• _Instruction_: Find every line containing the word "type" in the records below; report only how many there are.

:: Records for the exercise ::

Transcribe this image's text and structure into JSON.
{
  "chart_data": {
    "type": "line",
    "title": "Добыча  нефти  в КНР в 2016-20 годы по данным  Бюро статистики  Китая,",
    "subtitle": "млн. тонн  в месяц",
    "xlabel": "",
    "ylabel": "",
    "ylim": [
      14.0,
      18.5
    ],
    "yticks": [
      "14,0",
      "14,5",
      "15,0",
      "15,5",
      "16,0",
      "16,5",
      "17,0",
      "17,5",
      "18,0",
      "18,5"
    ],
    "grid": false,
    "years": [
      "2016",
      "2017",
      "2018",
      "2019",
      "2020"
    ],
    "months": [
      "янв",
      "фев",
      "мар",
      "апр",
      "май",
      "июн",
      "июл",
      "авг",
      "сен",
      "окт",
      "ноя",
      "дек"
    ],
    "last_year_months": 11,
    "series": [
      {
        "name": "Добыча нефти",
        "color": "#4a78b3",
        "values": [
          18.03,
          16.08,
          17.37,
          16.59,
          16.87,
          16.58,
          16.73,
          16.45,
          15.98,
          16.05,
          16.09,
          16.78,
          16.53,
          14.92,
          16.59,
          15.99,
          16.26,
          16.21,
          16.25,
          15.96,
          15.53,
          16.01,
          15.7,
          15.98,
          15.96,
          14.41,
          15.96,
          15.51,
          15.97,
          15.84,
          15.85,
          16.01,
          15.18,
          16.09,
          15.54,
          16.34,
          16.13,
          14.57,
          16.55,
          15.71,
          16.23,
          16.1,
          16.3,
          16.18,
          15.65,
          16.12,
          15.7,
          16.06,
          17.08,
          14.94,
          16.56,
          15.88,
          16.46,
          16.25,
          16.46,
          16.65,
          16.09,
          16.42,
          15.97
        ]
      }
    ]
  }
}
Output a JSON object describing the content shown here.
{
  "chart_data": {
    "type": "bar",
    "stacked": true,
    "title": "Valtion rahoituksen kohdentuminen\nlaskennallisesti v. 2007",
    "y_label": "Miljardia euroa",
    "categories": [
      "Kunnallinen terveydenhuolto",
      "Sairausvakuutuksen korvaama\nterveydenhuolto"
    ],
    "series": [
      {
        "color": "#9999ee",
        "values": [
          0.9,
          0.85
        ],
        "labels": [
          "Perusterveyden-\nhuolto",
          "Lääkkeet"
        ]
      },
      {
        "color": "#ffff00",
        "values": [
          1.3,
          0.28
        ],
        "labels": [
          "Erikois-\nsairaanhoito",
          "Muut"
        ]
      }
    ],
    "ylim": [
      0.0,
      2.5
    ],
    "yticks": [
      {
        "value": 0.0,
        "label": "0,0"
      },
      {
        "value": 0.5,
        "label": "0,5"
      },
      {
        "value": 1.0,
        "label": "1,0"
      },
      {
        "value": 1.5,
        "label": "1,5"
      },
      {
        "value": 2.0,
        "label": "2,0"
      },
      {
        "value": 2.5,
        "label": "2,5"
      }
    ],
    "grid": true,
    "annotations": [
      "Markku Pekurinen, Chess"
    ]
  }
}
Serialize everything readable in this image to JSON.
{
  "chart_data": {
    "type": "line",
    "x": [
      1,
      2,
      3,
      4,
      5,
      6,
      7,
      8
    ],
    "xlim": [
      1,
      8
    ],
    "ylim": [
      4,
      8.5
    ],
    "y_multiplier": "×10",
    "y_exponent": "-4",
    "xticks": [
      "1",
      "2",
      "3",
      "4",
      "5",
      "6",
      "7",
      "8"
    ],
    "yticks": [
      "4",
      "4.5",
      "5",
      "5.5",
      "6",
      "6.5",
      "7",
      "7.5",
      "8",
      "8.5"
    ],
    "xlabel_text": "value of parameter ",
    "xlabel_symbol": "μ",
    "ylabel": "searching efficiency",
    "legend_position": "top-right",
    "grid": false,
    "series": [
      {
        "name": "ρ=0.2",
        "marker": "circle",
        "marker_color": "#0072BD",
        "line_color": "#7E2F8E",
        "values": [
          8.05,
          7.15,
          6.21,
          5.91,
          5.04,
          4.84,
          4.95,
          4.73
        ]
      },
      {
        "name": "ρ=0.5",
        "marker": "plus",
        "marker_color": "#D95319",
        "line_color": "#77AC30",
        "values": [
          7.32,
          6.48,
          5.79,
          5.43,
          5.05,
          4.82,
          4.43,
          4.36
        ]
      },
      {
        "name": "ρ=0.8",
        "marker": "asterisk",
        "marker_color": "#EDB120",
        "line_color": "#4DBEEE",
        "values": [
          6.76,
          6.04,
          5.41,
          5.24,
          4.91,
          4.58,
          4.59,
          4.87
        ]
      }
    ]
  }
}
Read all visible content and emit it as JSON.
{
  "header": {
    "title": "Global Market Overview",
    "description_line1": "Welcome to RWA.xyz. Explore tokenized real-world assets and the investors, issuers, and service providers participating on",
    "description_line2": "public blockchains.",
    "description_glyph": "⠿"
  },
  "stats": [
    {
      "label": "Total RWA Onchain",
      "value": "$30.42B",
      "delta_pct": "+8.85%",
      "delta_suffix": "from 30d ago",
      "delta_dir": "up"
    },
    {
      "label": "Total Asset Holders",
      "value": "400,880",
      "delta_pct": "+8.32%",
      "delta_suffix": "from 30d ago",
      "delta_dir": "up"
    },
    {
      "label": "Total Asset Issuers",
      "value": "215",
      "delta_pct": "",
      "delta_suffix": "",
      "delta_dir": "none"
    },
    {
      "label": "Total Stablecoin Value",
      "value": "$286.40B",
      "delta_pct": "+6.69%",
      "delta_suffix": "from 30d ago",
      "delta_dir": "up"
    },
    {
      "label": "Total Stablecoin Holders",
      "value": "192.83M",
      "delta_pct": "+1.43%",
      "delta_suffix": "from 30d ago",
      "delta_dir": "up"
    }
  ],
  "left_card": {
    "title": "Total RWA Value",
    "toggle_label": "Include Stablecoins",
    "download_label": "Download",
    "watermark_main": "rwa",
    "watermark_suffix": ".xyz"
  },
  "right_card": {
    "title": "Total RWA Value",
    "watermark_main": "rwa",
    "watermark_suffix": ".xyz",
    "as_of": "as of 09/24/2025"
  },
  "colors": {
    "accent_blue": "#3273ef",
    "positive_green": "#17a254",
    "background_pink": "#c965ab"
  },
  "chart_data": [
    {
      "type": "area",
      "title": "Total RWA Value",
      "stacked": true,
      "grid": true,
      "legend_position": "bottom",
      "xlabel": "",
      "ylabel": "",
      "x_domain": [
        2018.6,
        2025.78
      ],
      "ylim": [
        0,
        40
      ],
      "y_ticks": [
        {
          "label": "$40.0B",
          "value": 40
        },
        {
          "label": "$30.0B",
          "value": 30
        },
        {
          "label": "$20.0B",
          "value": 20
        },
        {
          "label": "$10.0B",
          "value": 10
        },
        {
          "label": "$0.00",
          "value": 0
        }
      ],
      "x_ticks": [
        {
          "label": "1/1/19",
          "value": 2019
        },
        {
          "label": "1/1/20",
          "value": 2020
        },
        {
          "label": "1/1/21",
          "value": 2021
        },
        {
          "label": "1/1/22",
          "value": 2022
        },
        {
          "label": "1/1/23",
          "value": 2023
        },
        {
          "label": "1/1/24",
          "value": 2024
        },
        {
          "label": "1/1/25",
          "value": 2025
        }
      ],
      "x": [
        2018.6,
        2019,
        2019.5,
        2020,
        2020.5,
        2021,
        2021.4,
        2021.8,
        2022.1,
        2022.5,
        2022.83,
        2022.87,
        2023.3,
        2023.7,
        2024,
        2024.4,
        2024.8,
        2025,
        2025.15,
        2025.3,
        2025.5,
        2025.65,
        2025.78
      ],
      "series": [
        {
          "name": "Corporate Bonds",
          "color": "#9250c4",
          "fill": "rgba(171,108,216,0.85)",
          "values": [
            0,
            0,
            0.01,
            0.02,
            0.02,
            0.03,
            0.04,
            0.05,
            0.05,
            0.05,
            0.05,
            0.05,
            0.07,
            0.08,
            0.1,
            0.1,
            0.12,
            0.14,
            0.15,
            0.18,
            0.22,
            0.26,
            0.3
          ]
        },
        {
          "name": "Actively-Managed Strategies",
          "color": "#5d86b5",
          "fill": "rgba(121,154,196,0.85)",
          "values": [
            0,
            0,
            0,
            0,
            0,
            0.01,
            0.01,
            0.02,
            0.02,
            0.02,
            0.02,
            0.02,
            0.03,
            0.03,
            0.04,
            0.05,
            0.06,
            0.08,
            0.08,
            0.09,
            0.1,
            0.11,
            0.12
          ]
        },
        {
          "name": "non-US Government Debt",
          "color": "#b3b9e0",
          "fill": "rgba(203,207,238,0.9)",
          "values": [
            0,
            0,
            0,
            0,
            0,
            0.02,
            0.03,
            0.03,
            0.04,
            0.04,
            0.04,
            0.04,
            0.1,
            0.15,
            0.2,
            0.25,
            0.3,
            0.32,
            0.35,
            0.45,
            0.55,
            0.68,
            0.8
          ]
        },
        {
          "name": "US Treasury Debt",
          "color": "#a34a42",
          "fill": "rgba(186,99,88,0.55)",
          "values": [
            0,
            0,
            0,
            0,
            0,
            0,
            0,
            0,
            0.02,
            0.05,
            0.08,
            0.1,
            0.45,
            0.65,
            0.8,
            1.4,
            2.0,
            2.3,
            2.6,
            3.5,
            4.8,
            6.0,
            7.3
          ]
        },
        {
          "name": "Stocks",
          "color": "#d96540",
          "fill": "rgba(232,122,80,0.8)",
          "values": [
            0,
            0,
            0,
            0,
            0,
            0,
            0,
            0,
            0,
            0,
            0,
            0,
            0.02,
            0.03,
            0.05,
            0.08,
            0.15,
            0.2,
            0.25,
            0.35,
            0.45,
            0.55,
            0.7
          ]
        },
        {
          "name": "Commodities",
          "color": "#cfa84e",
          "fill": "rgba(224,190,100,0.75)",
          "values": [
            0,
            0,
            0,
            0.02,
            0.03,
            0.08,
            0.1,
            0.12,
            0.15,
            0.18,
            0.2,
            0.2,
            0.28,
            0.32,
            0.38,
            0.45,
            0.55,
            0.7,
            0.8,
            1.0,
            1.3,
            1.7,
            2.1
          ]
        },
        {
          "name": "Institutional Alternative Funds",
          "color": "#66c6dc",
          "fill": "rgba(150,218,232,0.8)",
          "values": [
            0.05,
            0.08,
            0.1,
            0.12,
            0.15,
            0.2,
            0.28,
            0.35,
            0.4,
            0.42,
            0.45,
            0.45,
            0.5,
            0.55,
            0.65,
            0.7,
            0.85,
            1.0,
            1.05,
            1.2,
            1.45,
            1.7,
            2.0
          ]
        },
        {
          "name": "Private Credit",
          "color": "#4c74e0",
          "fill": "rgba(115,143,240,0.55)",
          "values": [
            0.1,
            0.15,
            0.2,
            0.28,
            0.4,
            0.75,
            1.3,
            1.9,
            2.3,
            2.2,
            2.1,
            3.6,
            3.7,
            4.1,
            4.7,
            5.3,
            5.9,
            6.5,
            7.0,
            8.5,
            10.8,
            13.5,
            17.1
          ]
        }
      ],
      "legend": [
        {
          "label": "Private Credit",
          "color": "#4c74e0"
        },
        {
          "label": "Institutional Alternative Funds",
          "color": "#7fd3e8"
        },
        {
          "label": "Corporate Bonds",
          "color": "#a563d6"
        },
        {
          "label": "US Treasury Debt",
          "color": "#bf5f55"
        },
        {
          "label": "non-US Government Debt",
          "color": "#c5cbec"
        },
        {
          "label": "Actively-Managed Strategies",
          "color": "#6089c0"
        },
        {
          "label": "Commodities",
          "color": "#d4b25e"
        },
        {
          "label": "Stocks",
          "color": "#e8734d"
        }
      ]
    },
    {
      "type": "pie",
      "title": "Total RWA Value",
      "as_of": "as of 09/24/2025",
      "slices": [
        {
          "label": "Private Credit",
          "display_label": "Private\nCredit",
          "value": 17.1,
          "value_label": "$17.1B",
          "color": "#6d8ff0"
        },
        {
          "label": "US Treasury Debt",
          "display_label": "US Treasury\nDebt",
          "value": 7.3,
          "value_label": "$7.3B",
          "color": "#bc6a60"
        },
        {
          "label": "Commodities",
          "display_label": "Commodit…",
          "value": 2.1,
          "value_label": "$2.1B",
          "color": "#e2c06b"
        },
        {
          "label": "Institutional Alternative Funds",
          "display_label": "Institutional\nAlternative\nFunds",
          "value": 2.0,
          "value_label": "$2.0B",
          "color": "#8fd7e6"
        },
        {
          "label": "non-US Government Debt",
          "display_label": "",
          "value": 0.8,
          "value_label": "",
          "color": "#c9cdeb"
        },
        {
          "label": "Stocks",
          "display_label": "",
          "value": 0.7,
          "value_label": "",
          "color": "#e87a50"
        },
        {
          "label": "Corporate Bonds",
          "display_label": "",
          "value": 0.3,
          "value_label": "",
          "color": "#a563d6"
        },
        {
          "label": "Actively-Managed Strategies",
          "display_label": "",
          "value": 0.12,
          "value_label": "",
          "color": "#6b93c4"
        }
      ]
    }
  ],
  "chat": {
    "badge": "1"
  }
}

:::

• _The completed task_: 5